======== Input records
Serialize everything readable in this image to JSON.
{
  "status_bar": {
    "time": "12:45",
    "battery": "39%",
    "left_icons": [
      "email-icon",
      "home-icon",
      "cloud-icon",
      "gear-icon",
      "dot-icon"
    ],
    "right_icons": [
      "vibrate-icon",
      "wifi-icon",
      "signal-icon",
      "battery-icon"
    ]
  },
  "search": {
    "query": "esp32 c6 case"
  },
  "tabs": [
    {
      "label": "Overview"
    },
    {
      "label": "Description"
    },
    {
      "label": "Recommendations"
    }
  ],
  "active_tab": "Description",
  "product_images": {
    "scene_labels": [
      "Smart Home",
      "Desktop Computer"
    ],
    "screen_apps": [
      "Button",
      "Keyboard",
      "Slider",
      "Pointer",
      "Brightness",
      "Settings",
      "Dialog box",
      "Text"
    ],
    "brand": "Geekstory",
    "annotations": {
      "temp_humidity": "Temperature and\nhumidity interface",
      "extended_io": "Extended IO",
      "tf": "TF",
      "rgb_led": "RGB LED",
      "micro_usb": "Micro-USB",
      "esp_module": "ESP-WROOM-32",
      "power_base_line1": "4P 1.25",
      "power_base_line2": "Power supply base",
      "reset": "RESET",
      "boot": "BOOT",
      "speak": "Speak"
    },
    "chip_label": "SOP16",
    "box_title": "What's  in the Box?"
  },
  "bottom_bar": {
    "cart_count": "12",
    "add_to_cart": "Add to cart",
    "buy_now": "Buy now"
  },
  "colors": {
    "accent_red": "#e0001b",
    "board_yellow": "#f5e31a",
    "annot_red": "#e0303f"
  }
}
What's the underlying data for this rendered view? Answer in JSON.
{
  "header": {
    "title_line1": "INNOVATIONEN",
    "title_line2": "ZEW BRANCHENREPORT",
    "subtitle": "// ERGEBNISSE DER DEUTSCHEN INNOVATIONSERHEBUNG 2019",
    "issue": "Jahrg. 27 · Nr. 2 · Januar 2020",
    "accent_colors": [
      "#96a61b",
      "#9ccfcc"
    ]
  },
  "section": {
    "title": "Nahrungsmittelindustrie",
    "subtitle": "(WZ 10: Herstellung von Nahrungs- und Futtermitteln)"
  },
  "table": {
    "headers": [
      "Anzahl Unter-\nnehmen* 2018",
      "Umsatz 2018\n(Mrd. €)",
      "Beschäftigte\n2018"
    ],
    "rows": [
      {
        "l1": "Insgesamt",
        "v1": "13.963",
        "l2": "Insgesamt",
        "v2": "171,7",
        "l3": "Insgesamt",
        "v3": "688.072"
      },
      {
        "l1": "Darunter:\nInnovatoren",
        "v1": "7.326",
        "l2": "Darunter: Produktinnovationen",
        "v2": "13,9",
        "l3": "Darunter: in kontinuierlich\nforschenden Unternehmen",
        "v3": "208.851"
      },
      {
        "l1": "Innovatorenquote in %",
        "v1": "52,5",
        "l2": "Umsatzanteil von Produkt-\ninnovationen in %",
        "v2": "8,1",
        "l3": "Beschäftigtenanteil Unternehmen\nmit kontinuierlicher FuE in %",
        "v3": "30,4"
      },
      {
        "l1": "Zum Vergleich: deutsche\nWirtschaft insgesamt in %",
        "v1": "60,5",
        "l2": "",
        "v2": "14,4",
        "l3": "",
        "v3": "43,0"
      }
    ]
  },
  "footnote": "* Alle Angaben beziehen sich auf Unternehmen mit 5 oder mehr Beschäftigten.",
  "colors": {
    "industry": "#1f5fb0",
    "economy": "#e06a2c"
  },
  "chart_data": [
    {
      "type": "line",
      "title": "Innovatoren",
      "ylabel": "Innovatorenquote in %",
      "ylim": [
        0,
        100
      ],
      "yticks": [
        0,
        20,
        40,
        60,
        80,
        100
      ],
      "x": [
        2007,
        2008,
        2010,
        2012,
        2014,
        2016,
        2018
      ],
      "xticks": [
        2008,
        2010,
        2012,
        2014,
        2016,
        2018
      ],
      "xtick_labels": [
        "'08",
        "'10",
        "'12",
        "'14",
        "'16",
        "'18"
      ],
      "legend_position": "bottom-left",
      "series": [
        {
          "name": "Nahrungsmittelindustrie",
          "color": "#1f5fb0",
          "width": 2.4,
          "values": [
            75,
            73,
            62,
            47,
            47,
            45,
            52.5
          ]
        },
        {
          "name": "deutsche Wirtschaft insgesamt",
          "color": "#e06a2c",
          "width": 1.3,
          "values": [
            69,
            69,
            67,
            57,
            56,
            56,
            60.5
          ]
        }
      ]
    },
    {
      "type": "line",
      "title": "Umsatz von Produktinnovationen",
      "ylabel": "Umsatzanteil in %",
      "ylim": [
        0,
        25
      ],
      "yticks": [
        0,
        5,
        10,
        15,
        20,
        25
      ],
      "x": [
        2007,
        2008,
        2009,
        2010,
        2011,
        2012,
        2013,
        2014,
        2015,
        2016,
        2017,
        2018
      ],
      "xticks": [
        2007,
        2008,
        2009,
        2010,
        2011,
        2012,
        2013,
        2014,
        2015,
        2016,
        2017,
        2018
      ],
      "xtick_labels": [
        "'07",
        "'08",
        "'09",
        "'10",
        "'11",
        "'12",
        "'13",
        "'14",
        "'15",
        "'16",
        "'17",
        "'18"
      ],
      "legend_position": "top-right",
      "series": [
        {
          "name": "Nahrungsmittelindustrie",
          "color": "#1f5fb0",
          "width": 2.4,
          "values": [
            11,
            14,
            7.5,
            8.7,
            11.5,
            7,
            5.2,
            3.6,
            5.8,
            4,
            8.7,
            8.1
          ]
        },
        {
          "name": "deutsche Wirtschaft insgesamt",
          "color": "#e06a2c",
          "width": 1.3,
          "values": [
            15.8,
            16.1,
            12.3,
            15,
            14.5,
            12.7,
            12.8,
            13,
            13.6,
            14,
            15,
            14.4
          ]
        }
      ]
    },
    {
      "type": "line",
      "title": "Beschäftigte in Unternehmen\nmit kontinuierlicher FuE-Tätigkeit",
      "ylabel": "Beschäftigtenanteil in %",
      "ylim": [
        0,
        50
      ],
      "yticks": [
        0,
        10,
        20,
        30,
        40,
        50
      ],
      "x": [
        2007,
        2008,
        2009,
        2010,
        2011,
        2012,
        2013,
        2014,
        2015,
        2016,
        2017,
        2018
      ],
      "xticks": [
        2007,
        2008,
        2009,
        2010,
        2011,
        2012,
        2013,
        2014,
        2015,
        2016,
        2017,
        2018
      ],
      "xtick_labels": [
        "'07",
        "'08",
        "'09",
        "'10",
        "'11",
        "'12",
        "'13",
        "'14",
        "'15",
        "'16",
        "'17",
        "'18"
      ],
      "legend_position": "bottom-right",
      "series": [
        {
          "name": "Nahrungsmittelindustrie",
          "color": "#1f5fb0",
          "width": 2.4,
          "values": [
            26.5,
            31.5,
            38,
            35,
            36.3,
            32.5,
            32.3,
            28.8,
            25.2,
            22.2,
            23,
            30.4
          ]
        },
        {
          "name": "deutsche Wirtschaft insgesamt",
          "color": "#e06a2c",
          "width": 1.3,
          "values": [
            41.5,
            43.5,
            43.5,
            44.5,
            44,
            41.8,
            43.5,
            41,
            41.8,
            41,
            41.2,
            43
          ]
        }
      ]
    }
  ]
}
================
:: What the task requires ::
Copy each entry exactly, with nothing added or dropped.

:: Completed exercise ::
Serialize everything readable in this image to JSON.
{
  "status_bar": {
    "time": "12:45",
    "battery": "39%",
    "left_icons": [
      "email-icon",
      "home-icon",
      "cloud-icon",
      "gear-icon",
      "dot-icon"
    ],
    "right_icons": [
      "vibrate-icon",
      "wifi-icon",
      "signal-icon",
      "battery-icon"
    ]
  },
  "search": {
    "query": "esp32 c6 case"
  },
  "tabs": [
    {
      "label": "Overview"
    },
    {
      "label": "Description"
    },
    {
      "label": "Recommendations"
    }
  ],
  "active_tab": "Description",
  "product_images": {
    "scene_labels": [
      "Smart Home",
      "Desktop Computer"
    ],
    "screen_apps": [
      "Button",
      "Keyboard",
      "Slider",
      "Pointer",
      "Brightness",
      "Settings",
      "Dialog box",
      "Text"
    ],
    "brand": "Geekstory",
    "annotations": {
      "temp_humidity": "Temperature and\nhumidity interface",
      "extended_io": "Extended IO",
      "tf": "TF",
      "rgb_led": "RGB LED",
      "micro_usb": "Micro-USB",
      "esp_module": "ESP-WROOM-32",
      "power_base_line1": "4P 1.25",
      "power_base_line2": "Power supply base",
      "reset": "RESET",
      "boot": "BOOT",
      "speak": "Speak"
    },
    "chip_label": "SOP16",
    "box_title": "What's  in the Box?"
  },
  "bottom_bar": {
    "cart_count": "12",
    "add_to_cart": "Add to cart",
    "buy_now": "Buy now"
  },
  "colors": {
    "accent_red": "#e0001b",
    "board_yellow": "#f5e31a",
    "annot_red": "#e0303f"
  }
}
What's the underlying data for this rendered view? Answer in JSON.
{
  "header": {
    "title_line1": "INNOVATIONEN",
    "title_line2": "ZEW BRANCHENREPORT",
    "subtitle": "// ERGEBNISSE DER DEUTSCHEN INNOVATIONSERHEBUNG 2019",
    "issue": "Jahrg. 27 · Nr. 2 · Januar 2020",
    "accent_colors": [
      "#96a61b",
      "#9ccfcc"
    ]
  },
  "section": {
    "title": "Nahrungsmittelindustrie",
    "subtitle": "(WZ 10: Herstellung von Nahrungs- und Futtermitteln)"
  },
  "table": {
    "headers": [
      "Anzahl Unter-\nnehmen* 2018",
      "Umsatz 2018\n(Mrd. €)",
      "Beschäftigte\n2018"
    ],
    "rows": [
      {
        "l1": "Insgesamt",
        "v1": "13.963",
        "l2": "Insgesamt",
        "v2": "171,7",
        "l3": "Insgesamt",
        "v3": "688.072"
      },
      {
        "l1": "Darunter:\nInnovatoren",
        "v1": "7.326",
        "l2": "Darunter: Produktinnovationen",
        "v2": "13,9",
        "l3": "Darunter: in kontinuierlich\nforschenden Unternehmen",
        "v3": "208.851"
      },
      {
        "l1": "Innovatorenquote in %",
        "v1": "52,5",
        "l2": "Umsatzanteil von Produkt-\ninnovationen in %",
        "v2": "8,1",
        "l3": "Beschäftigtenanteil Unternehmen\nmit kontinuierlicher FuE in %",
        "v3": "30,4"
      },
      {
        "l1": "Zum Vergleich: deutsche\nWirtschaft insgesamt in %",
        "v1": "60,5",
        "l2": "",
        "v2": "14,4",
        "l3": "",
        "v3": "43,0"
      }
    ]
  },
  "footnote": "* Alle Angaben beziehen sich auf Unternehmen mit 5 oder mehr Beschäftigten.",
  "colors": {
    "industry": "#1f5fb0",
    "economy": "#e06a2c"
  },
  "chart_data": [
    {
      "type": "line",
      "title": "Innovatoren",
      "ylabel": "Innovatorenquote in %",
      "ylim": [
        0,
        100
      ],
      "yticks": [
        0,
        20,
        40,
        60,
        80,
        100
      ],
      "x": [
        2007,
        2008,
        2010,
        2012,
        2014,
        2016,
        2018
      ],
      "xticks": [
        2008,
        2010,
        2012,
        2014,
        2016,
        2018
      ],
      "xtick_labels": [
        "'08",
        "'10",
        "'12",
        "'14",
        "'16",
        "'18"
      ],
      "legend_position": "bottom-left",
      "series": [
        {
          "name": "Nahrungsmittelindustrie",
          "color": "#1f5fb0",
          "width": 2.4,
          "values": [
            75,
            73,
            62,
            47,
            47,
            45,
            52.5
          ]
        },
        {
          "name": "deutsche Wirtschaft insgesamt",
          "color": "#e06a2c",
          "width": 1.3,
          "values": [
            69,
            69,
            67,
            57,
            56,
            56,
            60.5
          ]
        }
      ]
    },
    {
      "type": "line",
      "title": "Umsatz von Produktinnovationen",
      "ylabel": "Umsatzanteil in %",
      "ylim": [
        0,
        25
      ],
      "yticks": [
        0,
        5,
        10,
        15,
        20,
        25
      ],
      "x": [
        2007,
        2008,
        2009,
        2010,
        2011,
        2012,
        2013,
        2014,
        2015,
        2016,
        2017,
        2018
      ],
      "xticks": [
        2007,
        2008,
        2009,
        2010,
        2011,
        2012,
        2013,
        2014,
        2015,
        2016,
        2017,
        2018
      ],
      "xtick_labels": [
        "'07",
        "'08",
        "'09",
        "'10",
        "'11",
        "'12",
        "'13",
        "'14",
        "'15",
        "'16",
        "'17",
        "'18"
      ],
      "legend_position": "top-right",
      "series": [
        {
          "name": "Nahrungsmittelindustrie",
          "color": "#1f5fb0",
          "width": 2.4,
          "values": [
            11,
            14,
            7.5,
            8.7,
            11.5,
            7,
            5.2,
            3.6,
            5.8,
            4,
            8.7,
            8.1
          ]
        },
        {
          "name": "deutsche Wirtschaft insgesamt",
          "color": "#e06a2c",
          "width": 1.3,
          "values": [
            15.8,
            16.1,
            12.3,
            15,
            14.5,
            12.7,
            12.8,
            13,
            13.6,
            14,
            15,
            14.4
          ]
        }
      ]
    },
    {
      "type": "line",
      "title": "Beschäftigte in Unternehmen\nmit kontinuierlicher FuE-Tätigkeit",
      "ylabel": "Beschäftigtenanteil in %",
      "ylim": [
        0,
        50
      ],
      "yticks": [
        0,
        10,
        20,
        30,
        40,
        50
      ],
      "x": [
        2007,
        2008,
        2009,
        2010,
        2011,
        2012,
        2013,
        2014,
        2015,
        2016,
        2017,
        2018
      ],
      "xticks": [
        2007,
        2008,
        2009,
        2010,
        2011,
        2012,
        2013,
        2014,
        2015,
        2016,
        2017,
        2018
      ],
      "xtick_labels": [
        "'07",
        "'08",
        "'09",
        "'10",
        "'11",
        "'12",
        "'13",
        "'14",
        "'15",
        "'16",
        "'17",
        "'18"
      ],
      "legend_position": "bottom-right",
      "series": [
        {
          "name": "Nahrungsmittelindustrie",
          "color": "#1f5fb0",
          "width": 2.4,
          "values": [
            26.5,
            31.5,
            38,
            35,
            36.3,
            32.5,
            32.3,
            28.8,
            25.2,
            22.2,
            23,
            30.4
          ]
        },
        {
          "name": "deutsche Wirtschaft insgesamt",
          "color": "#e06a2c",
          "width": 1.3,
          "values": [
            41.5,
            43.5,
            43.5,
            44.5,
            44,
            41.8,
            43.5,
            41,
            41.8,
            41,
            41.2,
            43
          ]
        }
      ]
    }
  ]
}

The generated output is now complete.